▶ Stored data

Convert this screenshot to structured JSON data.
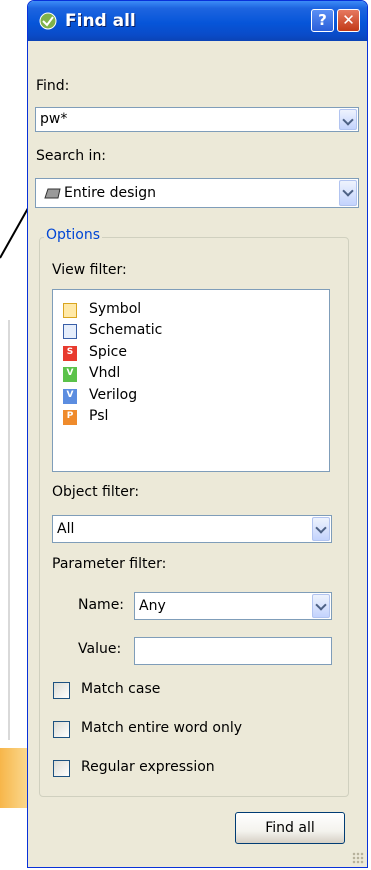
{
  "window": {
    "title": "Find all",
    "help_label": "?",
    "close_label": "✕"
  },
  "find": {
    "label": "Find:",
    "value": "pw*"
  },
  "search_in": {
    "label": "Search in:",
    "value": "Entire design"
  },
  "options": {
    "legend": "Options",
    "view_filter_label": "View filter:",
    "view_items": [
      {
        "label": "Symbol",
        "icon": "symbol-icon"
      },
      {
        "label": "Schematic",
        "icon": "schematic-icon"
      },
      {
        "label": "Spice",
        "icon": "spice-icon",
        "glyph": "S"
      },
      {
        "label": "Vhdl",
        "icon": "vhdl-icon",
        "glyph": "V"
      },
      {
        "label": "Verilog",
        "icon": "verilog-icon",
        "glyph": "V"
      },
      {
        "label": "Psl",
        "icon": "psl-icon",
        "glyph": "P"
      }
    ],
    "object_filter_label": "Object filter:",
    "object_filter_value": "All",
    "parameter_filter_label": "Parameter filter:",
    "name_label": "Name:",
    "name_value": "Any",
    "value_label": "Value:",
    "value_value": "",
    "checkboxes": [
      {
        "label": "Match case",
        "checked": false
      },
      {
        "label": "Match entire word only",
        "checked": false
      },
      {
        "label": "Regular expression",
        "checked": false
      }
    ]
  },
  "find_all_button": "Find all"
}
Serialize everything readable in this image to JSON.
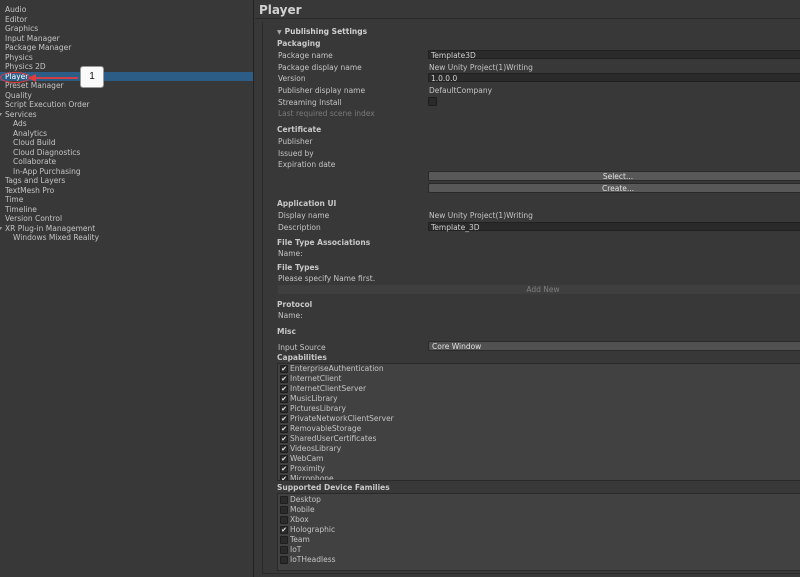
{
  "sidebar": {
    "items": [
      {
        "label": "Audio",
        "level": 0
      },
      {
        "label": "Editor",
        "level": 0
      },
      {
        "label": "Graphics",
        "level": 0
      },
      {
        "label": "Input Manager",
        "level": 0
      },
      {
        "label": "Package Manager",
        "level": 0
      },
      {
        "label": "Physics",
        "level": 0
      },
      {
        "label": "Physics 2D",
        "level": 0
      },
      {
        "label": "Player",
        "level": 0,
        "selected": true
      },
      {
        "label": "Preset Manager",
        "level": 0
      },
      {
        "label": "Quality",
        "level": 0
      },
      {
        "label": "Script Execution Order",
        "level": 0
      },
      {
        "label": "Services",
        "level": 0,
        "foldout": true
      },
      {
        "label": "Ads",
        "level": 1
      },
      {
        "label": "Analytics",
        "level": 1
      },
      {
        "label": "Cloud Build",
        "level": 1
      },
      {
        "label": "Cloud Diagnostics",
        "level": 1
      },
      {
        "label": "Collaborate",
        "level": 1
      },
      {
        "label": "In-App Purchasing",
        "level": 1
      },
      {
        "label": "Tags and Layers",
        "level": 0
      },
      {
        "label": "TextMesh Pro",
        "level": 0
      },
      {
        "label": "Time",
        "level": 0
      },
      {
        "label": "Timeline",
        "level": 0
      },
      {
        "label": "Version Control",
        "level": 0
      },
      {
        "label": "XR Plug-in Management",
        "level": 0,
        "foldout": true
      },
      {
        "label": "Windows Mixed Reality",
        "level": 1
      }
    ]
  },
  "annotation": {
    "badge": "1",
    "color": "#e33b3b"
  },
  "page": {
    "title": "Player"
  },
  "publishing": {
    "title": "Publishing Settings",
    "packaging": {
      "header": "Packaging",
      "package_name_label": "Package name",
      "package_name": "Template3D",
      "display_name_label": "Package display name",
      "display_name": "New Unity Project(1)Writing",
      "version_label": "Version",
      "version": "1.0.0.0",
      "publisher_label": "Publisher display name",
      "publisher": "DefaultCompany",
      "streaming_label": "Streaming Install",
      "last_scene_label": "Last required scene index"
    },
    "certificate": {
      "header": "Certificate",
      "publisher_label": "Publisher",
      "issued_label": "Issued by",
      "expiration_label": "Expiration date",
      "select_button": "Select...",
      "create_button": "Create..."
    },
    "app_ui": {
      "header": "Application UI",
      "display_name_label": "Display name",
      "display_name": "New Unity Project(1)Writing",
      "description_label": "Description",
      "description": "Template_3D"
    },
    "file_type_assoc": {
      "header": "File Type Associations",
      "name_label": "Name:"
    },
    "file_types": {
      "header": "File Types",
      "message": "Please specify Name first.",
      "add_new": "Add New"
    },
    "protocol": {
      "header": "Protocol",
      "name_label": "Name:"
    },
    "misc": {
      "header": "Misc"
    },
    "input_source": {
      "label": "Input Source",
      "value": "Core Window"
    },
    "capabilities": {
      "header": "Capabilities",
      "items": [
        {
          "label": "EnterpriseAuthentication",
          "checked": true
        },
        {
          "label": "InternetClient",
          "checked": true
        },
        {
          "label": "InternetClientServer",
          "checked": true
        },
        {
          "label": "MusicLibrary",
          "checked": true
        },
        {
          "label": "PicturesLibrary",
          "checked": true
        },
        {
          "label": "PrivateNetworkClientServer",
          "checked": true
        },
        {
          "label": "RemovableStorage",
          "checked": true
        },
        {
          "label": "SharedUserCertificates",
          "checked": true
        },
        {
          "label": "VideosLibrary",
          "checked": true
        },
        {
          "label": "WebCam",
          "checked": true
        },
        {
          "label": "Proximity",
          "checked": true
        },
        {
          "label": "Microphone",
          "checked": true
        }
      ]
    },
    "device_families": {
      "header": "Supported Device Families",
      "items": [
        {
          "label": "Desktop",
          "checked": false
        },
        {
          "label": "Mobile",
          "checked": false
        },
        {
          "label": "Xbox",
          "checked": false
        },
        {
          "label": "Holographic",
          "checked": true
        },
        {
          "label": "Team",
          "checked": false
        },
        {
          "label": "IoT",
          "checked": false
        },
        {
          "label": "IoTHeadless",
          "checked": false
        }
      ]
    }
  }
}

▶ Directions
The records above must be transcribed exactly. Pictures are left out of the copy.

▶ Exercise solution
Convert this screenshot to structured JSON data.
{
  "window": {
    "title": "Find all",
    "help_label": "?",
    "close_label": "✕"
  },
  "find": {
    "label": "Find:",
    "value": "pw*"
  },
  "search_in": {
    "label": "Search in:",
    "value": "Entire design"
  },
  "options": {
    "legend": "Options",
    "view_filter_label": "View filter:",
    "view_items": [
      {
        "label": "Symbol",
        "icon": "symbol-icon"
      },
      {
        "label": "Schematic",
        "icon": "schematic-icon"
      },
      {
        "label": "Spice",
        "icon": "spice-icon",
        "glyph": "S"
      },
      {
        "label": "Vhdl",
        "icon": "vhdl-icon",
        "glyph": "V"
      },
      {
        "label": "Verilog",
        "icon": "verilog-icon",
        "glyph": "V"
      },
      {
        "label": "Psl",
        "icon": "psl-icon",
        "glyph": "P"
      }
    ],
    "object_filter_label": "Object filter:",
    "object_filter_value": "All",
    "parameter_filter_label": "Parameter filter:",
    "name_label": "Name:",
    "name_value": "Any",
    "value_label": "Value:",
    "value_value": "",
    "checkboxes": [
      {
        "label": "Match case",
        "checked": false
      },
      {
        "label": "Match entire word only",
        "checked": false
      },
      {
        "label": "Regular expression",
        "checked": false
      }
    ]
  },
  "find_all_button": "Find all"
}
Serialize everything readable in this image to JSON.
{
  "sidebar": {
    "items": [
      {
        "label": "Audio",
        "level": 0
      },
      {
        "label": "Editor",
        "level": 0
      },
      {
        "label": "Graphics",
        "level": 0
      },
      {
        "label": "Input Manager",
        "level": 0
      },
      {
        "label": "Package Manager",
        "level": 0
      },
      {
        "label": "Physics",
        "level": 0
      },
      {
        "label": "Physics 2D",
        "level": 0
      },
      {
        "label": "Player",
        "level": 0,
        "selected": true
      },
      {
        "label": "Preset Manager",
        "level": 0
      },
      {
        "label": "Quality",
        "level": 0
      },
      {
        "label": "Script Execution Order",
        "level": 0
      },
      {
        "label": "Services",
        "level": 0,
        "foldout": true
      },
      {
        "label": "Ads",
        "level": 1
      },
      {
        "label": "Analytics",
        "level": 1
      },
      {
        "label": "Cloud Build",
        "level": 1
      },
      {
        "label": "Cloud Diagnostics",
        "level": 1
      },
      {
        "label": "Collaborate",
        "level": 1
      },
      {
        "label": "In-App Purchasing",
        "level": 1
      },
      {
        "label": "Tags and Layers",
        "level": 0
      },
      {
        "label": "TextMesh Pro",
        "level": 0
      },
      {
        "label": "Time",
        "level": 0
      },
      {
        "label": "Timeline",
        "level": 0
      },
      {
        "label": "Version Control",
        "level": 0
      },
      {
        "label": "XR Plug-in Management",
        "level": 0,
        "foldout": true
      },
      {
        "label": "Windows Mixed Reality",
        "level": 1
      }
    ]
  },
  "annotation": {
    "badge": "1",
    "color": "#e33b3b"
  },
  "page": {
    "title": "Player"
  },
  "publishing": {
    "title": "Publishing Settings",
    "packaging": {
      "header": "Packaging",
      "package_name_label": "Package name",
      "package_name": "Template3D",
      "display_name_label": "Package display name",
      "display_name": "New Unity Project(1)Writing",
      "version_label": "Version",
      "version": "1.0.0.0",
      "publisher_label": "Publisher display name",
      "publisher": "DefaultCompany",
      "streaming_label": "Streaming Install",
      "last_scene_label": "Last required scene index"
    },
    "certificate": {
      "header": "Certificate",
      "publisher_label": "Publisher",
      "issued_label": "Issued by",
      "expiration_label": "Expiration date",
      "select_button": "Select...",
      "create_button": "Create..."
    },
    "app_ui": {
      "header": "Application UI",
      "display_name_label": "Display name",
      "display_name": "New Unity Project(1)Writing",
      "description_label": "Description",
      "description": "Template_3D"
    },
    "file_type_assoc": {
      "header": "File Type Associations",
      "name_label": "Name:"
    },
    "file_types": {
      "header": "File Types",
      "message": "Please specify Name first.",
      "add_new": "Add New"
    },
    "protocol": {
      "header": "Protocol",
      "name_label": "Name:"
    },
    "misc": {
      "header": "Misc"
    },
    "input_source": {
      "label": "Input Source",
      "value": "Core Window"
    },
    "capabilities": {
      "header": "Capabilities",
      "items": [
        {
          "label": "EnterpriseAuthentication",
          "checked": true
        },
        {
          "label": "InternetClient",
          "checked": true
        },
        {
          "label": "InternetClientServer",
          "checked": true
        },
        {
          "label": "MusicLibrary",
          "checked": true
        },
        {
          "label": "PicturesLibrary",
          "checked": true
        },
        {
          "label": "PrivateNetworkClientServer",
          "checked": true
        },
        {
          "label": "RemovableStorage",
          "checked": true
        },
        {
          "label": "SharedUserCertificates",
          "checked": true
        },
        {
          "label": "VideosLibrary",
          "checked": true
        },
        {
          "label": "WebCam",
          "checked": true
        },
        {
          "label": "Proximity",
          "checked": true
        },
        {
          "label": "Microphone",
          "checked": true
        }
      ]
    },
    "device_families": {
      "header": "Supported Device Families",
      "items": [
        {
          "label": "Desktop",
          "checked": false
        },
        {
          "label": "Mobile",
          "checked": false
        },
        {
          "label": "Xbox",
          "checked": false
        },
        {
          "label": "Holographic",
          "checked": true
        },
        {
          "label": "Team",
          "checked": false
        },
        {
          "label": "IoT",
          "checked": false
        },
        {
          "label": "IoTHeadless",
          "checked": false
        }
      ]
    }
  }
}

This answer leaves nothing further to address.